What follows is a block of records; restate each one word for word.

Entries with figure data:
★ ★ ★

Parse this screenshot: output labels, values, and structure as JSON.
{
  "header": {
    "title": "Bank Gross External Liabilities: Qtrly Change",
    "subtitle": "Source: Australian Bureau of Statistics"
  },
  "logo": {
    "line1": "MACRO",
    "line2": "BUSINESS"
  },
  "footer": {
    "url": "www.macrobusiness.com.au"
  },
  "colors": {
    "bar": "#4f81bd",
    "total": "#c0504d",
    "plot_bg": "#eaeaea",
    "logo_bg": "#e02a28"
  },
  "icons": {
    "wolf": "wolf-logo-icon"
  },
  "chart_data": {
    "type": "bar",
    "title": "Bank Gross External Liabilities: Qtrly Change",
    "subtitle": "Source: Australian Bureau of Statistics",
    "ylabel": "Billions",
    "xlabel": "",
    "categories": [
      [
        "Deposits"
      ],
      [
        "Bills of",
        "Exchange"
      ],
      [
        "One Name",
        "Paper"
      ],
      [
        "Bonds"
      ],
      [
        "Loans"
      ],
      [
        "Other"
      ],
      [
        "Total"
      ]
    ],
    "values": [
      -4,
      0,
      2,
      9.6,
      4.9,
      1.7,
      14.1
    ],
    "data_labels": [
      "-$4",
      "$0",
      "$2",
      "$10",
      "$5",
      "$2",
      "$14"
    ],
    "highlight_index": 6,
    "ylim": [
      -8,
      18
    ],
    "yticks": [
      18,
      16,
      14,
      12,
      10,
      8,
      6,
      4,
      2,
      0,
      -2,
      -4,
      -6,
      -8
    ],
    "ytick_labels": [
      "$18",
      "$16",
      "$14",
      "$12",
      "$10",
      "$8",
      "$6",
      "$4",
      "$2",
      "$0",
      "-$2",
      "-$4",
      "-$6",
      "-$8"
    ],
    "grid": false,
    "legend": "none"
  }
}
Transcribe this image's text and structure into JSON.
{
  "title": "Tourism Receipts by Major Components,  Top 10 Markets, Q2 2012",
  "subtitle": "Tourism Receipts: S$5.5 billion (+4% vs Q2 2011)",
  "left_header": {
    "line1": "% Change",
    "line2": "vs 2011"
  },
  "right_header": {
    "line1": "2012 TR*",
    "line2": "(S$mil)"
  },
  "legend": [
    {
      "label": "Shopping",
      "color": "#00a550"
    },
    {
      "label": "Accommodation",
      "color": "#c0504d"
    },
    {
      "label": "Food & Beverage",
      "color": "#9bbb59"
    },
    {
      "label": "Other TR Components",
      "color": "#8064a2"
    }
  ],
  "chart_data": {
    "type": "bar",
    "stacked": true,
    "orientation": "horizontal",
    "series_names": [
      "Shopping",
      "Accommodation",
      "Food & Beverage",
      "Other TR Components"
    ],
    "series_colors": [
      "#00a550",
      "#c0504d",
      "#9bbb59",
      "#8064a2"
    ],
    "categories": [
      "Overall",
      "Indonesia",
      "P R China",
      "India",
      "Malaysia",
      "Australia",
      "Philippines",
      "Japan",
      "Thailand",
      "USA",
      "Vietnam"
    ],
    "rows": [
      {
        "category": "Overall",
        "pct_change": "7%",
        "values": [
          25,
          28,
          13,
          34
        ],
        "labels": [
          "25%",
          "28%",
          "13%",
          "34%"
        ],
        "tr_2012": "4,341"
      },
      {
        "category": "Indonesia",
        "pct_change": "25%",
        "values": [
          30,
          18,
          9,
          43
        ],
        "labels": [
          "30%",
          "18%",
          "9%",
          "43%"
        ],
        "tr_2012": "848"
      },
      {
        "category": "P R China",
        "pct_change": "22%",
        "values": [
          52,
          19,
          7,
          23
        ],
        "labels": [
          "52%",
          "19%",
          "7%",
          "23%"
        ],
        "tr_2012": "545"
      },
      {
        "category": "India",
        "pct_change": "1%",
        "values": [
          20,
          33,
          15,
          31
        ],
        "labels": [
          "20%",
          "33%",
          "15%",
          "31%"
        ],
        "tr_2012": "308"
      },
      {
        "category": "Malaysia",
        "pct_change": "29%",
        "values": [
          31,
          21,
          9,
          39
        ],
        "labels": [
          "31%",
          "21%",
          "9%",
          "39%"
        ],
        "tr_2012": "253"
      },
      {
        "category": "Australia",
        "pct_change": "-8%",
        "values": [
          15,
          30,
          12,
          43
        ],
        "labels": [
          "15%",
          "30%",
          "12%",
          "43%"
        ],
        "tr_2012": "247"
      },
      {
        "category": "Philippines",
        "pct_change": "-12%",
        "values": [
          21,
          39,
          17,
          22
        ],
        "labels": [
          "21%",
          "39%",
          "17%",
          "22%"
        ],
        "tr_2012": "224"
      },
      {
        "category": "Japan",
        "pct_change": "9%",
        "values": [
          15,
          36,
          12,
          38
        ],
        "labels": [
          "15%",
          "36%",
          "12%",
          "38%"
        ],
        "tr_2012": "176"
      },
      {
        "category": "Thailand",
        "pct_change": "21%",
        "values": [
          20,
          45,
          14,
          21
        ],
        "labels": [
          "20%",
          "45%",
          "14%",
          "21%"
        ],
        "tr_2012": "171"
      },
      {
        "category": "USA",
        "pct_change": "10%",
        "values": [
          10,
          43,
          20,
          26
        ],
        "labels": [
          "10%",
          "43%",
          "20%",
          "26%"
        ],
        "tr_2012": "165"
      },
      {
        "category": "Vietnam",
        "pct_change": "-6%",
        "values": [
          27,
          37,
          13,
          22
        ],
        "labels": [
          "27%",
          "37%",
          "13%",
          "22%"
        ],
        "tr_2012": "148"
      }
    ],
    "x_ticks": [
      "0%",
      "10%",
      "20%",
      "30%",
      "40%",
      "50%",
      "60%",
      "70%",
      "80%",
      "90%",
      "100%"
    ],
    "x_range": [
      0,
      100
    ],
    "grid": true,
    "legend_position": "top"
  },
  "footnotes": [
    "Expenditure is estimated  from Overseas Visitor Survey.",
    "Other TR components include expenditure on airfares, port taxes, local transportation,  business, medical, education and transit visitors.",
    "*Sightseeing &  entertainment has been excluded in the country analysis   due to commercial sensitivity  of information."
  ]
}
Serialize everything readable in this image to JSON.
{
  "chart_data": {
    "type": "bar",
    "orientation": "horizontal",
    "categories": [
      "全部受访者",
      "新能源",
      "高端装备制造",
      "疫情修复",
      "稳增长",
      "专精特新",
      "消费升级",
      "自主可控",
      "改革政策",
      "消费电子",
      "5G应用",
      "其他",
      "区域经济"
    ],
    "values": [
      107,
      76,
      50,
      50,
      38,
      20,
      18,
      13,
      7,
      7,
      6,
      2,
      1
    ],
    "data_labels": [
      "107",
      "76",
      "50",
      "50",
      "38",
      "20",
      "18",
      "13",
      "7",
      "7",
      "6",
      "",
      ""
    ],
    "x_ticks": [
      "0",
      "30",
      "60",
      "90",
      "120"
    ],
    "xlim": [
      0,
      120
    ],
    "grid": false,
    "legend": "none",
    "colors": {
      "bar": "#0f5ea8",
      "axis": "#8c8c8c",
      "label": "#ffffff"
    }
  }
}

★ ★ ★

[EXERCISE OUTPUT]
Parse this screenshot: output labels, values, and structure as JSON.
{
  "header": {
    "title": "Bank Gross External Liabilities: Qtrly Change",
    "subtitle": "Source: Australian Bureau of Statistics"
  },
  "logo": {
    "line1": "MACRO",
    "line2": "BUSINESS"
  },
  "footer": {
    "url": "www.macrobusiness.com.au"
  },
  "colors": {
    "bar": "#4f81bd",
    "total": "#c0504d",
    "plot_bg": "#eaeaea",
    "logo_bg": "#e02a28"
  },
  "icons": {
    "wolf": "wolf-logo-icon"
  },
  "chart_data": {
    "type": "bar",
    "title": "Bank Gross External Liabilities: Qtrly Change",
    "subtitle": "Source: Australian Bureau of Statistics",
    "ylabel": "Billions",
    "xlabel": "",
    "categories": [
      [
        "Deposits"
      ],
      [
        "Bills of",
        "Exchange"
      ],
      [
        "One Name",
        "Paper"
      ],
      [
        "Bonds"
      ],
      [
        "Loans"
      ],
      [
        "Other"
      ],
      [
        "Total"
      ]
    ],
    "values": [
      -4,
      0,
      2,
      9.6,
      4.9,
      1.7,
      14.1
    ],
    "data_labels": [
      "-$4",
      "$0",
      "$2",
      "$10",
      "$5",
      "$2",
      "$14"
    ],
    "highlight_index": 6,
    "ylim": [
      -8,
      18
    ],
    "yticks": [
      18,
      16,
      14,
      12,
      10,
      8,
      6,
      4,
      2,
      0,
      -2,
      -4,
      -6,
      -8
    ],
    "ytick_labels": [
      "$18",
      "$16",
      "$14",
      "$12",
      "$10",
      "$8",
      "$6",
      "$4",
      "$2",
      "$0",
      "-$2",
      "-$4",
      "-$6",
      "-$8"
    ],
    "grid": false,
    "legend": "none"
  }
}
Transcribe this image's text and structure into JSON.
{
  "title": "Tourism Receipts by Major Components,  Top 10 Markets, Q2 2012",
  "subtitle": "Tourism Receipts: S$5.5 billion (+4% vs Q2 2011)",
  "left_header": {
    "line1": "% Change",
    "line2": "vs 2011"
  },
  "right_header": {
    "line1": "2012 TR*",
    "line2": "(S$mil)"
  },
  "legend": [
    {
      "label": "Shopping",
      "color": "#00a550"
    },
    {
      "label": "Accommodation",
      "color": "#c0504d"
    },
    {
      "label": "Food & Beverage",
      "color": "#9bbb59"
    },
    {
      "label": "Other TR Components",
      "color": "#8064a2"
    }
  ],
  "chart_data": {
    "type": "bar",
    "stacked": true,
    "orientation": "horizontal",
    "series_names": [
      "Shopping",
      "Accommodation",
      "Food & Beverage",
      "Other TR Components"
    ],
    "series_colors": [
      "#00a550",
      "#c0504d",
      "#9bbb59",
      "#8064a2"
    ],
    "categories": [
      "Overall",
      "Indonesia",
      "P R China",
      "India",
      "Malaysia",
      "Australia",
      "Philippines",
      "Japan",
      "Thailand",
      "USA",
      "Vietnam"
    ],
    "rows": [
      {
        "category": "Overall",
        "pct_change": "7%",
        "values": [
          25,
          28,
          13,
          34
        ],
        "labels": [
          "25%",
          "28%",
          "13%",
          "34%"
        ],
        "tr_2012": "4,341"
      },
      {
        "category": "Indonesia",
        "pct_change": "25%",
        "values": [
          30,
          18,
          9,
          43
        ],
        "labels": [
          "30%",
          "18%",
          "9%",
          "43%"
        ],
        "tr_2012": "848"
      },
      {
        "category": "P R China",
        "pct_change": "22%",
        "values": [
          52,
          19,
          7,
          23
        ],
        "labels": [
          "52%",
          "19%",
          "7%",
          "23%"
        ],
        "tr_2012": "545"
      },
      {
        "category": "India",
        "pct_change": "1%",
        "values": [
          20,
          33,
          15,
          31
        ],
        "labels": [
          "20%",
          "33%",
          "15%",
          "31%"
        ],
        "tr_2012": "308"
      },
      {
        "category": "Malaysia",
        "pct_change": "29%",
        "values": [
          31,
          21,
          9,
          39
        ],
        "labels": [
          "31%",
          "21%",
          "9%",
          "39%"
        ],
        "tr_2012": "253"
      },
      {
        "category": "Australia",
        "pct_change": "-8%",
        "values": [
          15,
          30,
          12,
          43
        ],
        "labels": [
          "15%",
          "30%",
          "12%",
          "43%"
        ],
        "tr_2012": "247"
      },
      {
        "category": "Philippines",
        "pct_change": "-12%",
        "values": [
          21,
          39,
          17,
          22
        ],
        "labels": [
          "21%",
          "39%",
          "17%",
          "22%"
        ],
        "tr_2012": "224"
      },
      {
        "category": "Japan",
        "pct_change": "9%",
        "values": [
          15,
          36,
          12,
          38
        ],
        "labels": [
          "15%",
          "36%",
          "12%",
          "38%"
        ],
        "tr_2012": "176"
      },
      {
        "category": "Thailand",
        "pct_change": "21%",
        "values": [
          20,
          45,
          14,
          21
        ],
        "labels": [
          "20%",
          "45%",
          "14%",
          "21%"
        ],
        "tr_2012": "171"
      },
      {
        "category": "USA",
        "pct_change": "10%",
        "values": [
          10,
          43,
          20,
          26
        ],
        "labels": [
          "10%",
          "43%",
          "20%",
          "26%"
        ],
        "tr_2012": "165"
      },
      {
        "category": "Vietnam",
        "pct_change": "-6%",
        "values": [
          27,
          37,
          13,
          22
        ],
        "labels": [
          "27%",
          "37%",
          "13%",
          "22%"
        ],
        "tr_2012": "148"
      }
    ],
    "x_ticks": [
      "0%",
      "10%",
      "20%",
      "30%",
      "40%",
      "50%",
      "60%",
      "70%",
      "80%",
      "90%",
      "100%"
    ],
    "x_range": [
      0,
      100
    ],
    "grid": true,
    "legend_position": "top"
  },
  "footnotes": [
    "Expenditure is estimated  from Overseas Visitor Survey.",
    "Other TR components include expenditure on airfares, port taxes, local transportation,  business, medical, education and transit visitors.",
    "*Sightseeing &  entertainment has been excluded in the country analysis   due to commercial sensitivity  of information."
  ]
}
Serialize everything readable in this image to JSON.
{
  "chart_data": {
    "type": "bar",
    "orientation": "horizontal",
    "categories": [
      "全部受访者",
      "新能源",
      "高端装备制造",
      "疫情修复",
      "稳增长",
      "专精特新",
      "消费升级",
      "自主可控",
      "改革政策",
      "消费电子",
      "5G应用",
      "其他",
      "区域经济"
    ],
    "values": [
      107,
      76,
      50,
      50,
      38,
      20,
      18,
      13,
      7,
      7,
      6,
      2,
      1
    ],
    "data_labels": [
      "107",
      "76",
      "50",
      "50",
      "38",
      "20",
      "18",
      "13",
      "7",
      "7",
      "6",
      "",
      ""
    ],
    "x_ticks": [
      "0",
      "30",
      "60",
      "90",
      "120"
    ],
    "xlim": [
      0,
      120
    ],
    "grid": false,
    "legend": "none",
    "colors": {
      "bar": "#0f5ea8",
      "axis": "#8c8c8c",
      "label": "#ffffff"
    }
  }
}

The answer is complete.